===== DATA SUPPLIED =====

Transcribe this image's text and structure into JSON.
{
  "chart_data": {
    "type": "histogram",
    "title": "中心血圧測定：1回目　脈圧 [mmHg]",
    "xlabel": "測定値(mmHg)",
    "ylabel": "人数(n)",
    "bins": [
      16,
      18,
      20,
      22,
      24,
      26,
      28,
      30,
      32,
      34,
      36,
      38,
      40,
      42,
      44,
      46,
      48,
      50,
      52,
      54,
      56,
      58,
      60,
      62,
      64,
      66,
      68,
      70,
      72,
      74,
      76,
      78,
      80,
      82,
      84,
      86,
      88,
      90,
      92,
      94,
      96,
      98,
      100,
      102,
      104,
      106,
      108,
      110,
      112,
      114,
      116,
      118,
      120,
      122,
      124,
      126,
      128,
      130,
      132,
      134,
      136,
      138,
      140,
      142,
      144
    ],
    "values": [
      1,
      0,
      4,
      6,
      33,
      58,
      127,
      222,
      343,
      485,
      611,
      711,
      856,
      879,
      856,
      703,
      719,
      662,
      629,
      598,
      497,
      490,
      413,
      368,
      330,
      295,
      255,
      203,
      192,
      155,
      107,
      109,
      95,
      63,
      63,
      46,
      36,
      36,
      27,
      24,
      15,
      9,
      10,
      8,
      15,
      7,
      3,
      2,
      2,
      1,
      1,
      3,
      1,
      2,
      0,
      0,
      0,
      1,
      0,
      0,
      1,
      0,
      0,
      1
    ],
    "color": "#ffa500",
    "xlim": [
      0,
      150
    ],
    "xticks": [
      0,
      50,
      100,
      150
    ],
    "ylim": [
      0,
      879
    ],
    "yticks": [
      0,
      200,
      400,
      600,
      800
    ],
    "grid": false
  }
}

=====

Copy down the whole of the data above, matching it exactly.

Transcribe this image's text and structure into JSON.
{
  "chart_data": {
    "type": "histogram",
    "title": "中心血圧測定：1回目　脈圧 [mmHg]",
    "xlabel": "測定値(mmHg)",
    "ylabel": "人数(n)",
    "bins": [
      16,
      18,
      20,
      22,
      24,
      26,
      28,
      30,
      32,
      34,
      36,
      38,
      40,
      42,
      44,
      46,
      48,
      50,
      52,
      54,
      56,
      58,
      60,
      62,
      64,
      66,
      68,
      70,
      72,
      74,
      76,
      78,
      80,
      82,
      84,
      86,
      88,
      90,
      92,
      94,
      96,
      98,
      100,
      102,
      104,
      106,
      108,
      110,
      112,
      114,
      116,
      118,
      120,
      122,
      124,
      126,
      128,
      130,
      132,
      134,
      136,
      138,
      140,
      142,
      144
    ],
    "values": [
      1,
      0,
      4,
      6,
      33,
      58,
      127,
      222,
      343,
      485,
      611,
      711,
      856,
      879,
      856,
      703,
      719,
      662,
      629,
      598,
      497,
      490,
      413,
      368,
      330,
      295,
      255,
      203,
      192,
      155,
      107,
      109,
      95,
      63,
      63,
      46,
      36,
      36,
      27,
      24,
      15,
      9,
      10,
      8,
      15,
      7,
      3,
      2,
      2,
      1,
      1,
      3,
      1,
      2,
      0,
      0,
      0,
      1,
      0,
      0,
      1,
      0,
      0,
      1
    ],
    "color": "#ffa500",
    "xlim": [
      0,
      150
    ],
    "xticks": [
      0,
      50,
      100,
      150
    ],
    "ylim": [
      0,
      879
    ],
    "yticks": [
      0,
      200,
      400,
      600,
      800
    ],
    "grid": false
  }
}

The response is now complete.